──────── GIVEN RECORDS ────────

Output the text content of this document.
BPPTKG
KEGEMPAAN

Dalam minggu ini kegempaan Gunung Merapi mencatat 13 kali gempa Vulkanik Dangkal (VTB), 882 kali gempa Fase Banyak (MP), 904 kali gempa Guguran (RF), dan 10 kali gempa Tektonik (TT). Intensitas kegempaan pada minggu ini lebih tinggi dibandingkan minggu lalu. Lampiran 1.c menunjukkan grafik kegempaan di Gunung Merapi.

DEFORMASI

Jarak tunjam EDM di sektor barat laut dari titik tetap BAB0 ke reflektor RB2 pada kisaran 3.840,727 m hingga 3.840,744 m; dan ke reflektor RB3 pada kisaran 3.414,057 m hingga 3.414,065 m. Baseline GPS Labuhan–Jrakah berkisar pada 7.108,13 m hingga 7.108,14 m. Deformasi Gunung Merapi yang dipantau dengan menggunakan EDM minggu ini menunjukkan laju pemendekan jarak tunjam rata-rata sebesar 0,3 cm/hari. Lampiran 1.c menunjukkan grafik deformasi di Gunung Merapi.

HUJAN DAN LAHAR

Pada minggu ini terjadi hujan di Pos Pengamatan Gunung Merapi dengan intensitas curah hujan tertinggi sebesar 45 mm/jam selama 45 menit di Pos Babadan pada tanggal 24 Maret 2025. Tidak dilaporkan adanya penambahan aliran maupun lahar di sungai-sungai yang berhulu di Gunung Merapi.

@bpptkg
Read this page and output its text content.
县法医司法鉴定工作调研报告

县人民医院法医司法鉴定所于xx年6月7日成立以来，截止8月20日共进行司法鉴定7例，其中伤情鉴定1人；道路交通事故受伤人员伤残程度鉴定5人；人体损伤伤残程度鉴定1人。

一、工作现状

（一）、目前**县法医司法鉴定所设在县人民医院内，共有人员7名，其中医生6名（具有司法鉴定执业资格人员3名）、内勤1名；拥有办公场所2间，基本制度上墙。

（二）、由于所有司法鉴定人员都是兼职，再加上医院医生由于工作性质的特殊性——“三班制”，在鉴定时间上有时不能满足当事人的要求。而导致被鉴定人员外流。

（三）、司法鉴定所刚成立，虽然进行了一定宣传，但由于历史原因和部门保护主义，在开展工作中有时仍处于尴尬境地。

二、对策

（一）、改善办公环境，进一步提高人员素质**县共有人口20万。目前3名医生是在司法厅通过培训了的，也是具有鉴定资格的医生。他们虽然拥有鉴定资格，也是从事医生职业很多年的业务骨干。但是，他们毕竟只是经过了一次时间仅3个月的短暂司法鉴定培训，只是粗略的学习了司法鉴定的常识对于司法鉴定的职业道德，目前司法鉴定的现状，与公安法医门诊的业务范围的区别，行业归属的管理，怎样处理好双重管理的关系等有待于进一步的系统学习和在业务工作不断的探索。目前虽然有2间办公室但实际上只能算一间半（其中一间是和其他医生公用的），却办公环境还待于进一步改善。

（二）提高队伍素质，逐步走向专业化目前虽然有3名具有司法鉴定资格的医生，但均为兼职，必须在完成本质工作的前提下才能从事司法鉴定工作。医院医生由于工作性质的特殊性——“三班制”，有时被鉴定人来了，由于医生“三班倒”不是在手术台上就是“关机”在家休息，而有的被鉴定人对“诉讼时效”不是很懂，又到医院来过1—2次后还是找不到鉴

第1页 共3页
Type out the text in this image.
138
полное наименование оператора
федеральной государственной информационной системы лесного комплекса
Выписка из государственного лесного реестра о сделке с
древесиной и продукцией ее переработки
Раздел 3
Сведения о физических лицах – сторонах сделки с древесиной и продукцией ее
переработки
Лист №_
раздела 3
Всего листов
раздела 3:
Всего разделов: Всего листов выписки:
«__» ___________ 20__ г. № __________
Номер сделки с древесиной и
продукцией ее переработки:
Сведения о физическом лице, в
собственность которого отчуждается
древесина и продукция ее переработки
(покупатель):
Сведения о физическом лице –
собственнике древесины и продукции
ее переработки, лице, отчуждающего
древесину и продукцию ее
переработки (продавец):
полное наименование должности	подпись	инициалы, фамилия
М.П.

────────

From the first line to the last, please quote the material above exactly.

Output the text content of this document.
BPPTKG
KEGEMPAAN

Dalam minggu ini kegempaan Gunung Merapi mencatat 13 kali gempa Vulkanik Dangkal (VTB), 882 kali gempa Fase Banyak (MP), 904 kali gempa Guguran (RF), dan 10 kali gempa Tektonik (TT). Intensitas kegempaan pada minggu ini lebih tinggi dibandingkan minggu lalu. Lampiran 1.c menunjukkan grafik kegempaan di Gunung Merapi.

DEFORMASI

Jarak tunjam EDM di sektor barat laut dari titik tetap BAB0 ke reflektor RB2 pada kisaran 3.840,727 m hingga 3.840,744 m; dan ke reflektor RB3 pada kisaran 3.414,057 m hingga 3.414,065 m. Baseline GPS Labuhan–Jrakah berkisar pada 7.108,13 m hingga 7.108,14 m. Deformasi Gunung Merapi yang dipantau dengan menggunakan EDM minggu ini menunjukkan laju pemendekan jarak tunjam rata-rata sebesar 0,3 cm/hari. Lampiran 1.c menunjukkan grafik deformasi di Gunung Merapi.

HUJAN DAN LAHAR

Pada minggu ini terjadi hujan di Pos Pengamatan Gunung Merapi dengan intensitas curah hujan tertinggi sebesar 45 mm/jam selama 45 menit di Pos Babadan pada tanggal 24 Maret 2025. Tidak dilaporkan adanya penambahan aliran maupun lahar di sungai-sungai yang berhulu di Gunung Merapi.

@bpptkg
Read this page and output its text content.
县法医司法鉴定工作调研报告

县人民医院法医司法鉴定所于xx年6月7日成立以来，截止8月20日共进行司法鉴定7例，其中伤情鉴定1人；道路交通事故受伤人员伤残程度鉴定5人；人体损伤伤残程度鉴定1人。

一、工作现状

（一）、目前**县法医司法鉴定所设在县人民医院内，共有人员7名，其中医生6名（具有司法鉴定执业资格人员3名）、内勤1名；拥有办公场所2间，基本制度上墙。

（二）、由于所有司法鉴定人员都是兼职，再加上医院医生由于工作性质的特殊性——“三班制”，在鉴定时间上有时不能满足当事人的要求。而导致被鉴定人员外流。

（三）、司法鉴定所刚成立，虽然进行了一定宣传，但由于历史原因和部门保护主义，在开展工作中有时仍处于尴尬境地。

二、对策

（一）、改善办公环境，进一步提高人员素质**县共有人口20万。目前3名医生是在司法厅通过培训了的，也是具有鉴定资格的医生。他们虽然拥有鉴定资格，也是从事医生职业很多年的业务骨干。但是，他们毕竟只是经过了一次时间仅3个月的短暂司法鉴定培训，只是粗略的学习了司法鉴定的常识对于司法鉴定的职业道德，目前司法鉴定的现状，与公安法医门诊的业务范围的区别，行业归属的管理，怎样处理好双重管理的关系等有待于进一步的系统学习和在业务工作不断的探索。目前虽然有2间办公室但实际上只能算一间半（其中一间是和其他医生公用的），却办公环境还待于进一步改善。

（二）提高队伍素质，逐步走向专业化目前虽然有3名具有司法鉴定资格的医生，但均为兼职，必须在完成本质工作的前提下才能从事司法鉴定工作。医院医生由于工作性质的特殊性——“三班制”，有时被鉴定人来了，由于医生“三班倒”不是在手术台上就是“关机”在家休息，而有的被鉴定人对“诉讼时效”不是很懂，又到医院来过1—2次后还是找不到鉴

第1页 共3页
Type out the text in this image.
138
полное наименование оператора
федеральной государственной информационной системы лесного комплекса
Выписка из государственного лесного реестра о сделке с
древесиной и продукцией ее переработки
Раздел 3
Сведения о физических лицах – сторонах сделки с древесиной и продукцией ее
переработки
Лист №_
раздела 3
Всего листов
раздела 3:
Всего разделов: Всего листов выписки:
«__» ___________ 20__ г. № __________
Номер сделки с древесиной и
продукцией ее переработки:
Сведения о физическом лице, в
собственность которого отчуждается
древесина и продукция ее переработки
(покупатель):
Сведения о физическом лице –
собственнике древесины и продукции
ее переработки, лице, отчуждающего
древесину и продукцию ее
переработки (продавец):
полное наименование должности	подпись	инициалы, фамилия
М.П.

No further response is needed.